* The task *
Find each line in the following listing that has the string "тебя", then state the count and nothing else.

>> start Data supplied

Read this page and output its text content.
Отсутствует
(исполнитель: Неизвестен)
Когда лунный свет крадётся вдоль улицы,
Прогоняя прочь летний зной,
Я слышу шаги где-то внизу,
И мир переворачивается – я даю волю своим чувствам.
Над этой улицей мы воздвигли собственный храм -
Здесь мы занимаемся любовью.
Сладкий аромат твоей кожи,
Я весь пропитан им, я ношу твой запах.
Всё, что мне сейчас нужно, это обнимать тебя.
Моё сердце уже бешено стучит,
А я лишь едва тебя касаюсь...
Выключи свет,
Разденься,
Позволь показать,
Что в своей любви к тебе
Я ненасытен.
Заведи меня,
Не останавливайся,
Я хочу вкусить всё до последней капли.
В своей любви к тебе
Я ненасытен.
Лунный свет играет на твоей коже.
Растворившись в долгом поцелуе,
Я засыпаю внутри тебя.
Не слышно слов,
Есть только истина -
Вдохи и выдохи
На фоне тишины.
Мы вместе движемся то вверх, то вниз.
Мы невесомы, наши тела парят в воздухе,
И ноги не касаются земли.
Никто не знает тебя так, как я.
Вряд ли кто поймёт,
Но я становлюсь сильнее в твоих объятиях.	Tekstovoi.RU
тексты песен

>> end Data supplied
>> start Data supplied

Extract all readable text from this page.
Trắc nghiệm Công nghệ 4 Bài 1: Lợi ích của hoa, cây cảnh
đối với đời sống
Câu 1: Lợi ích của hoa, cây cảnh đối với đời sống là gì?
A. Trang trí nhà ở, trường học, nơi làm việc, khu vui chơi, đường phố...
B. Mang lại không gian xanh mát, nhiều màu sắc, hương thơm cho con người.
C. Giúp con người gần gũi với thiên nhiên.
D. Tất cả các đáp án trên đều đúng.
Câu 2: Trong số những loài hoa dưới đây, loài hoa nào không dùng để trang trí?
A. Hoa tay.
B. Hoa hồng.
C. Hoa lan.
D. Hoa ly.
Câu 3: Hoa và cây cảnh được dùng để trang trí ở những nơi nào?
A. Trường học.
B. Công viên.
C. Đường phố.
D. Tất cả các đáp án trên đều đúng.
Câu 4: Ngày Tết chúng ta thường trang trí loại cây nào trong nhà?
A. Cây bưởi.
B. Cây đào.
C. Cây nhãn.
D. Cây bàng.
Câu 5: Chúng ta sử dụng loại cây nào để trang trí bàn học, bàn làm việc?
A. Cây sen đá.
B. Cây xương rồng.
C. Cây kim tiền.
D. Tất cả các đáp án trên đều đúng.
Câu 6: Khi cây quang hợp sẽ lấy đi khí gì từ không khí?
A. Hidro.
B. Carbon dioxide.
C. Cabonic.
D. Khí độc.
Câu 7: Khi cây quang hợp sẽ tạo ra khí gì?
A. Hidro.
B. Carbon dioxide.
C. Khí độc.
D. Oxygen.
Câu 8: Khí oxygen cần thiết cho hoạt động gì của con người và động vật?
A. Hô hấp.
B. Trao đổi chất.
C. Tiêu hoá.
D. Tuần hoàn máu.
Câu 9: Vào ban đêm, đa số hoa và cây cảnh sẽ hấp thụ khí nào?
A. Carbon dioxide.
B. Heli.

>> end Data supplied
>> start Data supplied

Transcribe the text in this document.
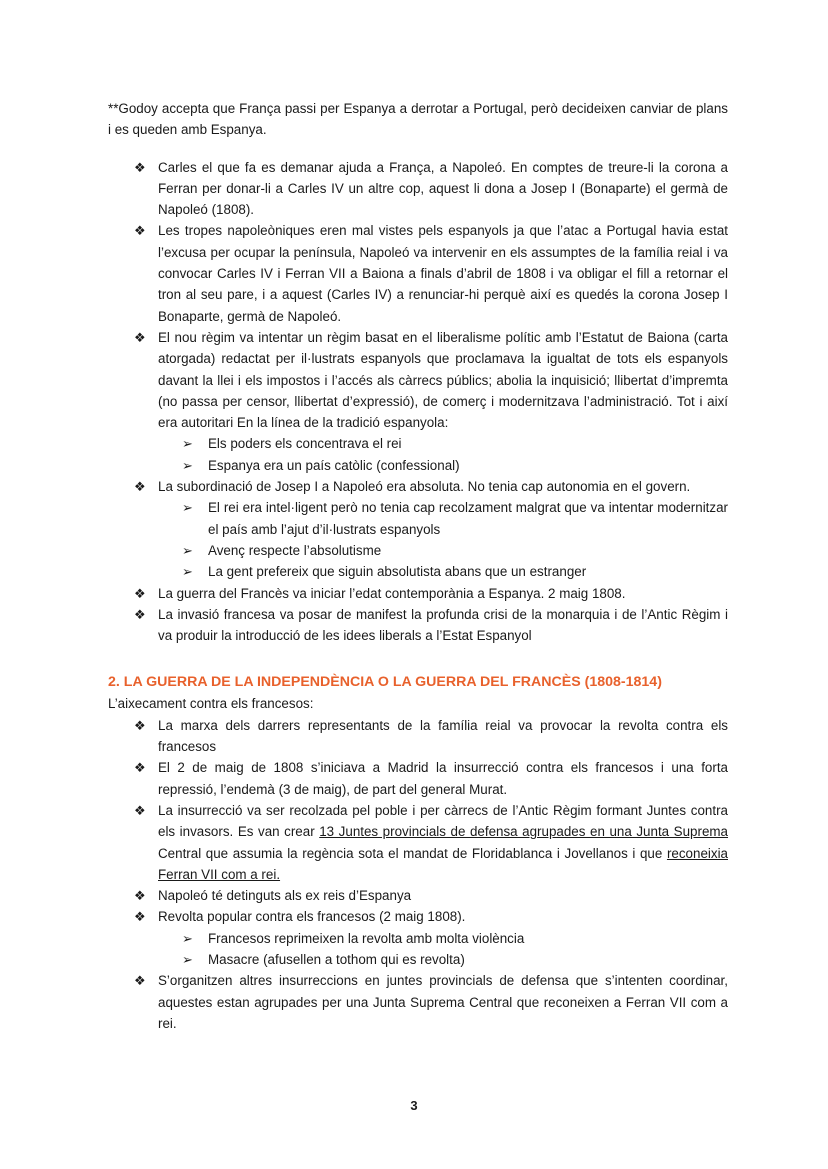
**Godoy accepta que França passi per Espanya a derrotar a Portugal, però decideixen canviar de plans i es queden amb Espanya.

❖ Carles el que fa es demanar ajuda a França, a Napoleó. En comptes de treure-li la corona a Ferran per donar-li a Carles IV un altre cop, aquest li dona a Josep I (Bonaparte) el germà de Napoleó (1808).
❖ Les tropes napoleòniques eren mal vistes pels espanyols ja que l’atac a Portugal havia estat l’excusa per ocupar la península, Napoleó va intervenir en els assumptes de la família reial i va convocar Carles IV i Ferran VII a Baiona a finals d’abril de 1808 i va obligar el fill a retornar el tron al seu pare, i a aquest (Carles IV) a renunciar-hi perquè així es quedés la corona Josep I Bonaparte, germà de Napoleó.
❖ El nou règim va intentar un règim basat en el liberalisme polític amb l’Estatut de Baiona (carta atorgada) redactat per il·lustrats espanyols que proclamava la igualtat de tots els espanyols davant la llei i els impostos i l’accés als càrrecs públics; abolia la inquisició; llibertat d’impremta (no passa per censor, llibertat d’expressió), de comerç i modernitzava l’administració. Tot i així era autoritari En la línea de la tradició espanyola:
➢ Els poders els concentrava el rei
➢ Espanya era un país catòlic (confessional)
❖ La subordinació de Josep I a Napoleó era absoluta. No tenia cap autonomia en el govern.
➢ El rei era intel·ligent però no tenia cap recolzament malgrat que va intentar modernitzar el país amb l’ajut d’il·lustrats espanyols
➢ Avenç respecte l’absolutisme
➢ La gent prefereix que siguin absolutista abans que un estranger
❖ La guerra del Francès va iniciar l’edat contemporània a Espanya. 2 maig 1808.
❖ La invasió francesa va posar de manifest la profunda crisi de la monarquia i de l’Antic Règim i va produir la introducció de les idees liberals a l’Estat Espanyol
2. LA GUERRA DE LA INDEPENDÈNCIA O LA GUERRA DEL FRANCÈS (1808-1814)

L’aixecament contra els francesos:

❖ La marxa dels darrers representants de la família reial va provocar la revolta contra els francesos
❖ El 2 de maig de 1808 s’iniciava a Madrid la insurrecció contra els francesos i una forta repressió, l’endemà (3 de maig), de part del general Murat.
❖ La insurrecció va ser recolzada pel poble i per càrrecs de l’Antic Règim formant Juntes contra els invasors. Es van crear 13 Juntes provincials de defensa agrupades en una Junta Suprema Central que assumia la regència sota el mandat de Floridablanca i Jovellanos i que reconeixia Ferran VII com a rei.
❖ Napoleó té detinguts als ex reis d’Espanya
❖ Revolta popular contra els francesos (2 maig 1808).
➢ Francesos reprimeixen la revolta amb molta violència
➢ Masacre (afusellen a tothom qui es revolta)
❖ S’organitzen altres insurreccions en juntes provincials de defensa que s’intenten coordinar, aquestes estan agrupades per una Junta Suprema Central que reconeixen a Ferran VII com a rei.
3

>> end Data supplied

* Answer in full *
4